Given task
In the records below, find each line containing the word "name" and copy it.

Task data

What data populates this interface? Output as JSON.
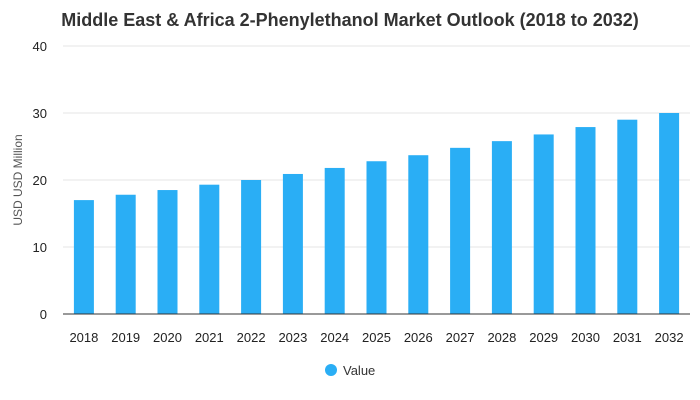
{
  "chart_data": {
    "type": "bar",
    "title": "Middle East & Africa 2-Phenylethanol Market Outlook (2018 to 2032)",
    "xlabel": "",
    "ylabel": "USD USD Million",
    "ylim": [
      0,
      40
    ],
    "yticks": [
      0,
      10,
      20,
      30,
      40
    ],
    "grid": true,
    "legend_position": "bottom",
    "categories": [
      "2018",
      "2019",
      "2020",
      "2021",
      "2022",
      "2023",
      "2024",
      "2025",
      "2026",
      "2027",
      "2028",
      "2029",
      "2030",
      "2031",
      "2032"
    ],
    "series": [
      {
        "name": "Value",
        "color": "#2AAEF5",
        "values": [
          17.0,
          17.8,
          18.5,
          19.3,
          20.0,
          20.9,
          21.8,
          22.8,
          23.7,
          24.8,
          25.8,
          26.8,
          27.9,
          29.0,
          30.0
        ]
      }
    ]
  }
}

--

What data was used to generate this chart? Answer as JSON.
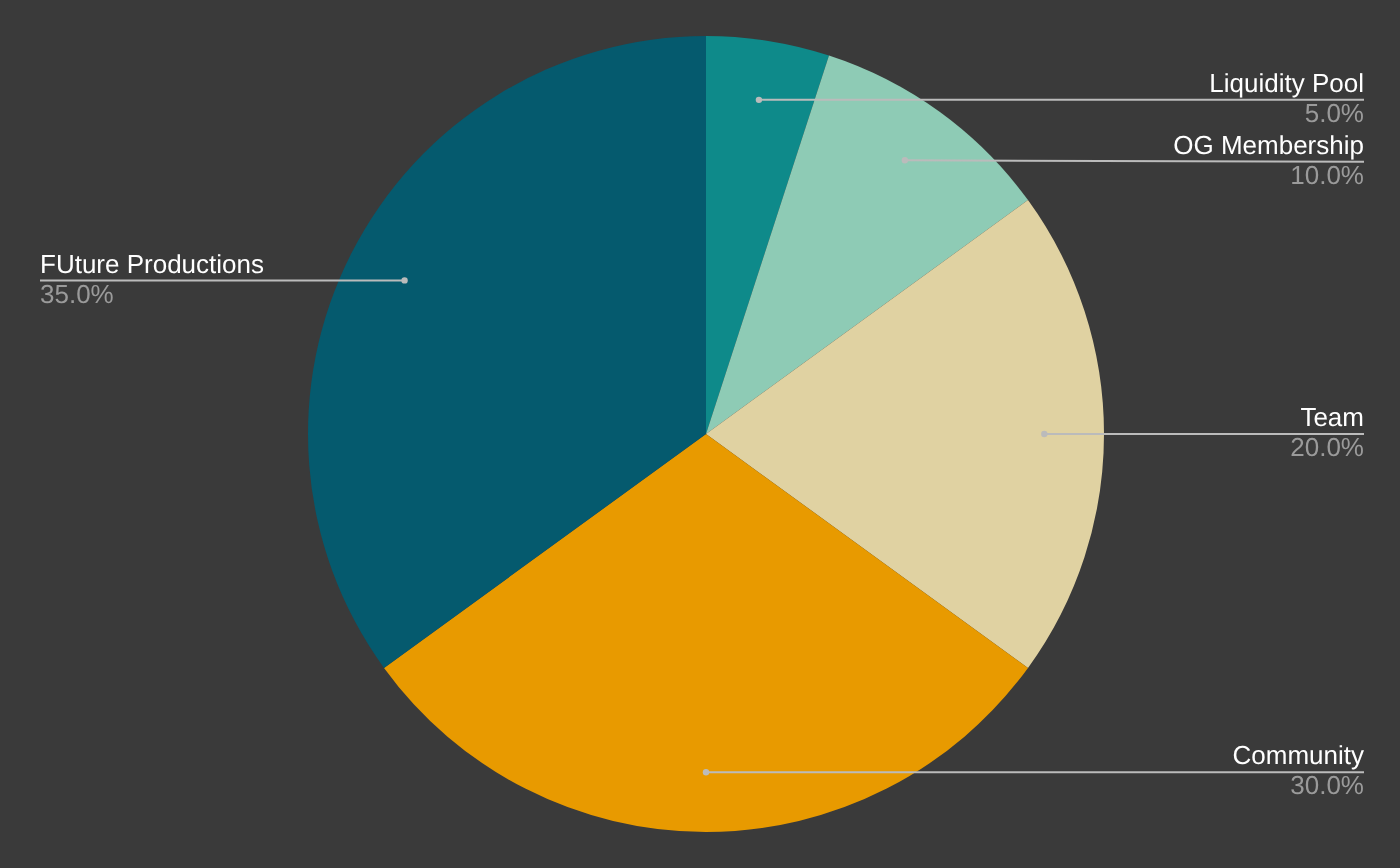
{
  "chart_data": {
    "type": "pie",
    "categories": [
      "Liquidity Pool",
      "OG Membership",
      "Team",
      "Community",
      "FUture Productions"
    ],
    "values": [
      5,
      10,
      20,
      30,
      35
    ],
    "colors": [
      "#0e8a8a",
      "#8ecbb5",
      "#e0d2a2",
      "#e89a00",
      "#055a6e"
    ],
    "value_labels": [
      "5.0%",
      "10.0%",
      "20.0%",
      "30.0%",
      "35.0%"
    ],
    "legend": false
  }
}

...

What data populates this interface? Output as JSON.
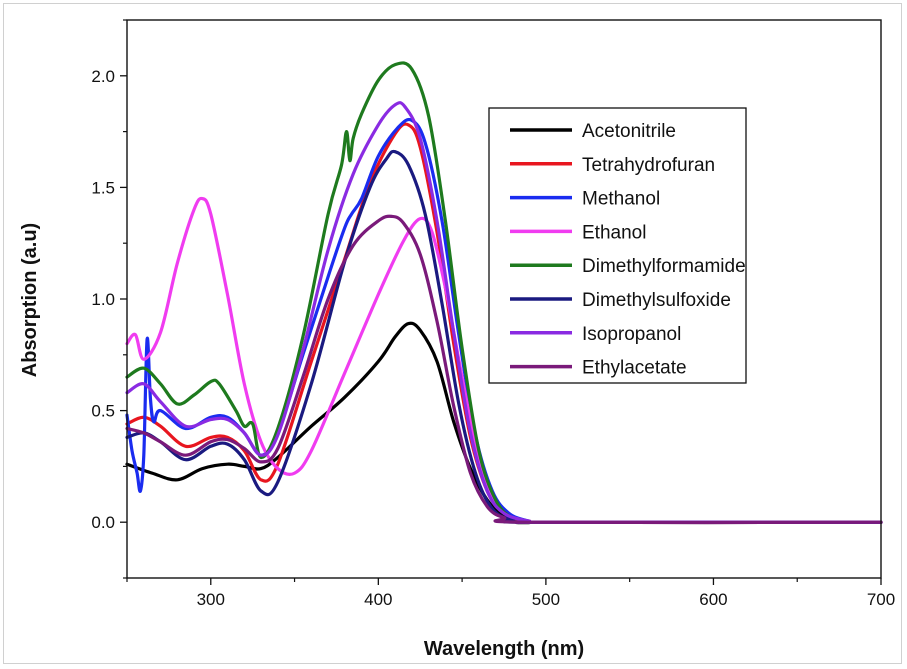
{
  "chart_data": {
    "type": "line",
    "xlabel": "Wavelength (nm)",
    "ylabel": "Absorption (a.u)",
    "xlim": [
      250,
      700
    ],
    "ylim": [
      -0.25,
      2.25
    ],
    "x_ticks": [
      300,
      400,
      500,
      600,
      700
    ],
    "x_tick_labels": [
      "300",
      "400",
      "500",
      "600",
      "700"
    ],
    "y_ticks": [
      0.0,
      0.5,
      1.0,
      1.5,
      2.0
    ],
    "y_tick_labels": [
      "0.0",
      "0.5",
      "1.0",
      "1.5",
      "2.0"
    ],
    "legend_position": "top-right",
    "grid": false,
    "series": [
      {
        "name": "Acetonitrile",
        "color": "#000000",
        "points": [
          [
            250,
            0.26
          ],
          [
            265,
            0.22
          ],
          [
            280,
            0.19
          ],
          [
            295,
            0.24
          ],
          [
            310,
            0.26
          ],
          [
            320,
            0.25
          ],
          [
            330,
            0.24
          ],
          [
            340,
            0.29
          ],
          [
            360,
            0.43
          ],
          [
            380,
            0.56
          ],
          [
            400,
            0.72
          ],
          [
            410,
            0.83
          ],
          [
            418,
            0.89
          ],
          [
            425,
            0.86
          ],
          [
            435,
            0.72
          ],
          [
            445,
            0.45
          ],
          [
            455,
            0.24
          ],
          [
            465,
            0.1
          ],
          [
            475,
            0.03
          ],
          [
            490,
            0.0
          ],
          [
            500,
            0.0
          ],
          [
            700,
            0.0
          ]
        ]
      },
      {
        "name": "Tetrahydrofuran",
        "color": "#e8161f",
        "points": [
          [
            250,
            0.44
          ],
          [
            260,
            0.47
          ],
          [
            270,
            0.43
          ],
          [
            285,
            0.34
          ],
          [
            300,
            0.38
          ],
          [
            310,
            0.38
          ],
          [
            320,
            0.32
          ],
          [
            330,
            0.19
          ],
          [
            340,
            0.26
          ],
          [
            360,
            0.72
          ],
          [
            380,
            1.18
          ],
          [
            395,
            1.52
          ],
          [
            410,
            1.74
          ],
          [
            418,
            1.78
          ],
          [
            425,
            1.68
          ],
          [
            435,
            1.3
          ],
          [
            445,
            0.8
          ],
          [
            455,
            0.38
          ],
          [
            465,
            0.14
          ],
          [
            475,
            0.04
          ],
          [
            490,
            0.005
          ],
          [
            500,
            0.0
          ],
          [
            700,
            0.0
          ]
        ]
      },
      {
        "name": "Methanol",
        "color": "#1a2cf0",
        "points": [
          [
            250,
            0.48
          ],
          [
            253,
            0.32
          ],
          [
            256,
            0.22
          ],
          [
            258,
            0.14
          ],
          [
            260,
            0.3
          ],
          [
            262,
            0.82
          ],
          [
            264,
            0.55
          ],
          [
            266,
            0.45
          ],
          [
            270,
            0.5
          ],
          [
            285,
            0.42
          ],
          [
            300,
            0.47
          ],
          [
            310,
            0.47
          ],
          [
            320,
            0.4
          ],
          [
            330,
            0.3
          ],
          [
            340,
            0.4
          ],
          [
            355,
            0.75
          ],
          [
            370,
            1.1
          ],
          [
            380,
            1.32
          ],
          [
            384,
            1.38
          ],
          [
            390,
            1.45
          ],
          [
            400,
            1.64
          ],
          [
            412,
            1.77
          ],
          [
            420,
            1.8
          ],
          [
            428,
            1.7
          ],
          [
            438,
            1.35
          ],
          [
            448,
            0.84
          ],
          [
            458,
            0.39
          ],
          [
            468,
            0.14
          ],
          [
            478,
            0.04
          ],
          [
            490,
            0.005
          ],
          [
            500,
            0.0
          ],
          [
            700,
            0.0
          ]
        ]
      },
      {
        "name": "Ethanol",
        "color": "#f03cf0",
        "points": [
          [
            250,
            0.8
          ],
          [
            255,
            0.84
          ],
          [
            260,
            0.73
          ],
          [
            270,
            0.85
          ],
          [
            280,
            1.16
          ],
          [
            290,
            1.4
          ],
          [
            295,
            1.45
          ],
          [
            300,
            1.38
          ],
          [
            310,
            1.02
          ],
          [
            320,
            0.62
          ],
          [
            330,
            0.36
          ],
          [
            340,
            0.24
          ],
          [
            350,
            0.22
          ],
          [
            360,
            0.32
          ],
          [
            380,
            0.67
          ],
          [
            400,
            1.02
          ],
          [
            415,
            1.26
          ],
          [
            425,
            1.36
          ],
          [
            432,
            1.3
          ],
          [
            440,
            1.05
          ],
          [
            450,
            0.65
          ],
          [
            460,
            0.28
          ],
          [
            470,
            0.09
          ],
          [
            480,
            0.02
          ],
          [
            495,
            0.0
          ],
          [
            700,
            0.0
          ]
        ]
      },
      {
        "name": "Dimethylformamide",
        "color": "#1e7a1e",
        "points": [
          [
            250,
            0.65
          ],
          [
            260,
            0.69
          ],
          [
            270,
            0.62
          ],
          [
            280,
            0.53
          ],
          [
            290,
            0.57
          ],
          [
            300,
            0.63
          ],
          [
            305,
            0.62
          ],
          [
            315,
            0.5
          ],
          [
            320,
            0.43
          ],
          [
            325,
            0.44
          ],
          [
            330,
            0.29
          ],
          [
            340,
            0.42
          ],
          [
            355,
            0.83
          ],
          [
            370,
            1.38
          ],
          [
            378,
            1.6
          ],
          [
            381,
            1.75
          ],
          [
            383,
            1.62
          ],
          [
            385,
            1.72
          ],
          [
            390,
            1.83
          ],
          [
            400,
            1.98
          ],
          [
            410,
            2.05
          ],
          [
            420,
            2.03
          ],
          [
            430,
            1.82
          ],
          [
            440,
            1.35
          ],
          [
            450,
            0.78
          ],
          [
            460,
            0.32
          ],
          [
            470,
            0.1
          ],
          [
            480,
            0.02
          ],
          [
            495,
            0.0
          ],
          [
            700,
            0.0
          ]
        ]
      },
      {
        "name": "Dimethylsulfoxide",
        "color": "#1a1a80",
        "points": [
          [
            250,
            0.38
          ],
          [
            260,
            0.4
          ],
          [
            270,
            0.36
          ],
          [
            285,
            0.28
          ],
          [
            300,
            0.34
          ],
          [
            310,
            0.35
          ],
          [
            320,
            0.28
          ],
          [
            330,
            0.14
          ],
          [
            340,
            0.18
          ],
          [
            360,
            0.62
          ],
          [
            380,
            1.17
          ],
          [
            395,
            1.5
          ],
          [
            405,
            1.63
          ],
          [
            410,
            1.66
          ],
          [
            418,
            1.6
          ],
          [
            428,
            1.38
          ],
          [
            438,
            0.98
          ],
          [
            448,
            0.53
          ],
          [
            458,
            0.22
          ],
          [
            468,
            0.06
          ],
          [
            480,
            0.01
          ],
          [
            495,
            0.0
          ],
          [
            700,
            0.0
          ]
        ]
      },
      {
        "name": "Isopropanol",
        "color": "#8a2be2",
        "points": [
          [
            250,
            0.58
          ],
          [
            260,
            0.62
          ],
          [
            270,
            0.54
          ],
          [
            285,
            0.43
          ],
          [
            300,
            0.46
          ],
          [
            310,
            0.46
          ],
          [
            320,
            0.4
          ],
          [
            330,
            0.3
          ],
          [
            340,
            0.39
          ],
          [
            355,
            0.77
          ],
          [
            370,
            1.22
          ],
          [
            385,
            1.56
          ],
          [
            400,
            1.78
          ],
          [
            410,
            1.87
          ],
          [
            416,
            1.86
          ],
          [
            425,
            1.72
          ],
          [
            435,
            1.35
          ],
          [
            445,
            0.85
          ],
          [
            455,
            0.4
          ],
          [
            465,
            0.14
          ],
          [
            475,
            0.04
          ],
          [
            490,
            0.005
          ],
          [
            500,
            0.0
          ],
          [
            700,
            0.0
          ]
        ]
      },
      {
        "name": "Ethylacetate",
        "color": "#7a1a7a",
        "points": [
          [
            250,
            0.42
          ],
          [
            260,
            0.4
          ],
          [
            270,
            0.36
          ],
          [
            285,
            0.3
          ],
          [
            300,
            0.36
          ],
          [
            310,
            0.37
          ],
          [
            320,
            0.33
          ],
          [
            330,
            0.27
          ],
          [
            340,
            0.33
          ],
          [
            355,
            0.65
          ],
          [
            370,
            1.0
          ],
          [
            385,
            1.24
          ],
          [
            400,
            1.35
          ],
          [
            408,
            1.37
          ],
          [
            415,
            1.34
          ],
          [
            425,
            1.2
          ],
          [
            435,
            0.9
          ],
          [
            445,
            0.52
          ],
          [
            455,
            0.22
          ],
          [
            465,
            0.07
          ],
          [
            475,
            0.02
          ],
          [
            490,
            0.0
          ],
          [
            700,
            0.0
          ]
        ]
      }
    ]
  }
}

Solved exercise
        "name": "Value",
        "name": "Acetonitrile",
        "name": "Tetrahydrofuran",
        "name": "Methanol",
        "name": "Ethanol",
        "name": "Dimethylformamide",
        "name": "Dimethylsulfoxide",
        "name": "Isopropanol",
        "name": "Ethylacetate",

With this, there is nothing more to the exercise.